_Information provided_
::::::::
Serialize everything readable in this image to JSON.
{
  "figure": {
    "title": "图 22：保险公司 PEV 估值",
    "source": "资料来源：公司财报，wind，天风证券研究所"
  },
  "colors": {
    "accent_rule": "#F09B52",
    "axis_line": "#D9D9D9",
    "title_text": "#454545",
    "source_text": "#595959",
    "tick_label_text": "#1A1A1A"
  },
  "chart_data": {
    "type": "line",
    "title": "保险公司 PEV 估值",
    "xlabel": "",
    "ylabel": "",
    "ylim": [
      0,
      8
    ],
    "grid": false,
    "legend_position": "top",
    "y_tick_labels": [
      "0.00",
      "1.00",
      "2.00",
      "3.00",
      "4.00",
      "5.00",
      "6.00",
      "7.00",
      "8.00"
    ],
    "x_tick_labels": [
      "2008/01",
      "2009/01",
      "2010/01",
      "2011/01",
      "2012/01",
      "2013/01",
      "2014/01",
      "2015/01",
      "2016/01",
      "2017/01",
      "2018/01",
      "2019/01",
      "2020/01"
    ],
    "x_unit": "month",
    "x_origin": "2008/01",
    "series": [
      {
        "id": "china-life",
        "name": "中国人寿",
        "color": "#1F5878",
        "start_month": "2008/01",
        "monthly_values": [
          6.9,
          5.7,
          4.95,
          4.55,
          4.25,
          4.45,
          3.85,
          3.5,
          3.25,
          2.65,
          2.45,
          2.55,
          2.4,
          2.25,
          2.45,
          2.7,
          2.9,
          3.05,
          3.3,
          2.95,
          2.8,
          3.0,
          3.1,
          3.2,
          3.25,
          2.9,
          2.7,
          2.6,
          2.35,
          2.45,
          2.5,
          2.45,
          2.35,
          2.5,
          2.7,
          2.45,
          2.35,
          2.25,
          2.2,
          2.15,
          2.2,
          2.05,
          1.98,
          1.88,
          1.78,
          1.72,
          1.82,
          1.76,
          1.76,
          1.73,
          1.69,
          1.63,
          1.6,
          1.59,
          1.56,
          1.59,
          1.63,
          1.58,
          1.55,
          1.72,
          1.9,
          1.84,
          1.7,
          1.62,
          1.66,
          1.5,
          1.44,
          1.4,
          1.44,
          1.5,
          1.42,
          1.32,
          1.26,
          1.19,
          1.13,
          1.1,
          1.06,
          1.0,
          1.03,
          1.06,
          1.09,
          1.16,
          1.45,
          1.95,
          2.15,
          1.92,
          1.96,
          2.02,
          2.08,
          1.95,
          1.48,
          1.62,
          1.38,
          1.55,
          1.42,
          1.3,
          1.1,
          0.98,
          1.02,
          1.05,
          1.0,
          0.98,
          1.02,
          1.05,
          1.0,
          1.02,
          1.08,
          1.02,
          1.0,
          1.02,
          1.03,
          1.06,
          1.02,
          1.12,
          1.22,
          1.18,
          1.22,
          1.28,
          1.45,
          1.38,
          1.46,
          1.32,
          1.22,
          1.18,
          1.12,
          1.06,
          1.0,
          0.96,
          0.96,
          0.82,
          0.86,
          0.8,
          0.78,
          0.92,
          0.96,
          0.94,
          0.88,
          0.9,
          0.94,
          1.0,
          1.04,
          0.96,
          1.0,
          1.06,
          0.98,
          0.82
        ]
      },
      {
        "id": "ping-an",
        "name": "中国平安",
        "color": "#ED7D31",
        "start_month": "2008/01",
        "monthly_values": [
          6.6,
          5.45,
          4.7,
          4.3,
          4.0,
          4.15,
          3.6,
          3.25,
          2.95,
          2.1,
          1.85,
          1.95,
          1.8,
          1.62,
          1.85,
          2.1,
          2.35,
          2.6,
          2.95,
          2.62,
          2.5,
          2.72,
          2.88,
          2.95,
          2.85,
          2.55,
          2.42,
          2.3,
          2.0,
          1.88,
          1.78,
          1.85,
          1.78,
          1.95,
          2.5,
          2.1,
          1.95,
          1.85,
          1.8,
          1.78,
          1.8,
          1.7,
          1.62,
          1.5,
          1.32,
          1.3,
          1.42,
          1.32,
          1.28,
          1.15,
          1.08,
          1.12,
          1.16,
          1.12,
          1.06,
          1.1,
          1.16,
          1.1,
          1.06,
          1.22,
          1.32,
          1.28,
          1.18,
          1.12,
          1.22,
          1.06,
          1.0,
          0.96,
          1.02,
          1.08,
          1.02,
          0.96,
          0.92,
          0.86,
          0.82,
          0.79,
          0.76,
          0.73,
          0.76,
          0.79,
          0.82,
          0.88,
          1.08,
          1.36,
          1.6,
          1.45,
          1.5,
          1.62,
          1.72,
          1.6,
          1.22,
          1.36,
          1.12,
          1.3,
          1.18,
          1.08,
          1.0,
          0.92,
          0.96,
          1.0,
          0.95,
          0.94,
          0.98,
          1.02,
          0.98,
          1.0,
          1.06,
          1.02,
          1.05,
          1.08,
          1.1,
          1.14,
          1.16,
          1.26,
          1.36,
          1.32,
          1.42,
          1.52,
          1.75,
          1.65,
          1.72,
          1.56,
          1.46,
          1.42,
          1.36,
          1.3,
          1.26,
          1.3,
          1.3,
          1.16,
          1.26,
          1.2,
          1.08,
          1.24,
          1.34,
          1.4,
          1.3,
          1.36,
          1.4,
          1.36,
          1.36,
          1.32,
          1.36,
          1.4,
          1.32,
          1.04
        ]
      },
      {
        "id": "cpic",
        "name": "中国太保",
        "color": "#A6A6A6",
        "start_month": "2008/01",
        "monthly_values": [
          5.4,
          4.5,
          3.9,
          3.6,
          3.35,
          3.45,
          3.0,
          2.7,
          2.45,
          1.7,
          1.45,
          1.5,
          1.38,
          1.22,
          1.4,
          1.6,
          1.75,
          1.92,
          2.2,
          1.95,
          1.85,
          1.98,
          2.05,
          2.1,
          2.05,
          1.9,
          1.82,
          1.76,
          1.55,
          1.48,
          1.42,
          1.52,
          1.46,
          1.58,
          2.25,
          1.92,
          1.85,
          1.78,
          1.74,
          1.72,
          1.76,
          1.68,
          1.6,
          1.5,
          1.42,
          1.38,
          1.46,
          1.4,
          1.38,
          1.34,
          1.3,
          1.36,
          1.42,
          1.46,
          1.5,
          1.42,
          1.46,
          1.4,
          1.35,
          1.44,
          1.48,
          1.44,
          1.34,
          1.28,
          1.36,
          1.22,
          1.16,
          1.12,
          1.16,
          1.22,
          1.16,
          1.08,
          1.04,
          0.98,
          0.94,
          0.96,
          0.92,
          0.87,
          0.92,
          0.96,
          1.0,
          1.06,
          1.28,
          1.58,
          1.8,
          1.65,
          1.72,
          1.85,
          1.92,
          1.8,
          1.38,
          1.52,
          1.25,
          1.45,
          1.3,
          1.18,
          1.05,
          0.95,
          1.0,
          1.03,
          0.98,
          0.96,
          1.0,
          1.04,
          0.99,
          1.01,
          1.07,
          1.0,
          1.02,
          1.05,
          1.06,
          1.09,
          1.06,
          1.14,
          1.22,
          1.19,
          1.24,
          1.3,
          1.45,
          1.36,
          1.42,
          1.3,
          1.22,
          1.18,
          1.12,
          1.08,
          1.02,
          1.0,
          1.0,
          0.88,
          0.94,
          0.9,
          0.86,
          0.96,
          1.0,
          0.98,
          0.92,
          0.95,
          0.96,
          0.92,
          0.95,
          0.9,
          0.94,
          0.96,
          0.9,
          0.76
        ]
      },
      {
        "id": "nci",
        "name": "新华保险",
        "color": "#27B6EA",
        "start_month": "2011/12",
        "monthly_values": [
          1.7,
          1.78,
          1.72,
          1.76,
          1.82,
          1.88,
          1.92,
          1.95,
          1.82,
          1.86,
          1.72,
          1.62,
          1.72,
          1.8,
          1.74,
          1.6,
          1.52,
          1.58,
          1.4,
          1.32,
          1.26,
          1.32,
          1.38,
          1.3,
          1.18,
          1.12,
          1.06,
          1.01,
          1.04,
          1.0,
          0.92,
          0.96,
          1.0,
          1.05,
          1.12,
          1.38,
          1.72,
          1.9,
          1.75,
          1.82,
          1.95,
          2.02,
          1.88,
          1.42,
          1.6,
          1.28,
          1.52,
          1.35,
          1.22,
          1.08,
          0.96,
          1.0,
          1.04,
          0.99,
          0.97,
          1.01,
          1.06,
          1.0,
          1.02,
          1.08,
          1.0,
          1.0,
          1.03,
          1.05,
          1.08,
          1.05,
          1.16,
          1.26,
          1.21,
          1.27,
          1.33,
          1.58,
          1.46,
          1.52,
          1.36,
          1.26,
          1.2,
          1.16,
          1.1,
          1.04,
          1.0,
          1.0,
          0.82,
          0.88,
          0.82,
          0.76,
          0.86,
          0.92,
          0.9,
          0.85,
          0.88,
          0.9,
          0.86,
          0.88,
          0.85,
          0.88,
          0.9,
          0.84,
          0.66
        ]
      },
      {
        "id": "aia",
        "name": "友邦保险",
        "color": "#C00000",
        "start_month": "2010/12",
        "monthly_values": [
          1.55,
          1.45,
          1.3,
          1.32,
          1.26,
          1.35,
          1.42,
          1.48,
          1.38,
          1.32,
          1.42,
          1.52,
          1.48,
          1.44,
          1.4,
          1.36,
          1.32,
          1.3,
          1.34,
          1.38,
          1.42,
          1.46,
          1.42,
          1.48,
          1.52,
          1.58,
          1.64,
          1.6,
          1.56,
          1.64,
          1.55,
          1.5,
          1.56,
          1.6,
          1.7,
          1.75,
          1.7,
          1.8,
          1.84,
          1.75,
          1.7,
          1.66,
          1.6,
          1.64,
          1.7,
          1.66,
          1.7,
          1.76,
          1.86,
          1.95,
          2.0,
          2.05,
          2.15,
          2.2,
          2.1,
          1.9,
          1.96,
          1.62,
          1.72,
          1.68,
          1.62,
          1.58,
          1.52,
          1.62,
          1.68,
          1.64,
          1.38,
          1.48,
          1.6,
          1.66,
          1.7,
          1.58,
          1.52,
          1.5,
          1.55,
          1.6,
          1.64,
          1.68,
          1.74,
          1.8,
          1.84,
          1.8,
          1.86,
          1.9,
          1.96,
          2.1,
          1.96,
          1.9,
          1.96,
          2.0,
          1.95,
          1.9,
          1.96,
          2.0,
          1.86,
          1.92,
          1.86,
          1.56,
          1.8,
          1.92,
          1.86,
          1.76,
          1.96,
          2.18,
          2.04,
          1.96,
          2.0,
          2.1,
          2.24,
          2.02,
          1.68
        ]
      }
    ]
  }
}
::::::::
_Task directions_
Among the lines of the material, find those that hold the word "保险公司" and copy them.

_Worked solution_
    "title": "图 22：保险公司 PEV 估值",
    "title": "保险公司 PEV 估值",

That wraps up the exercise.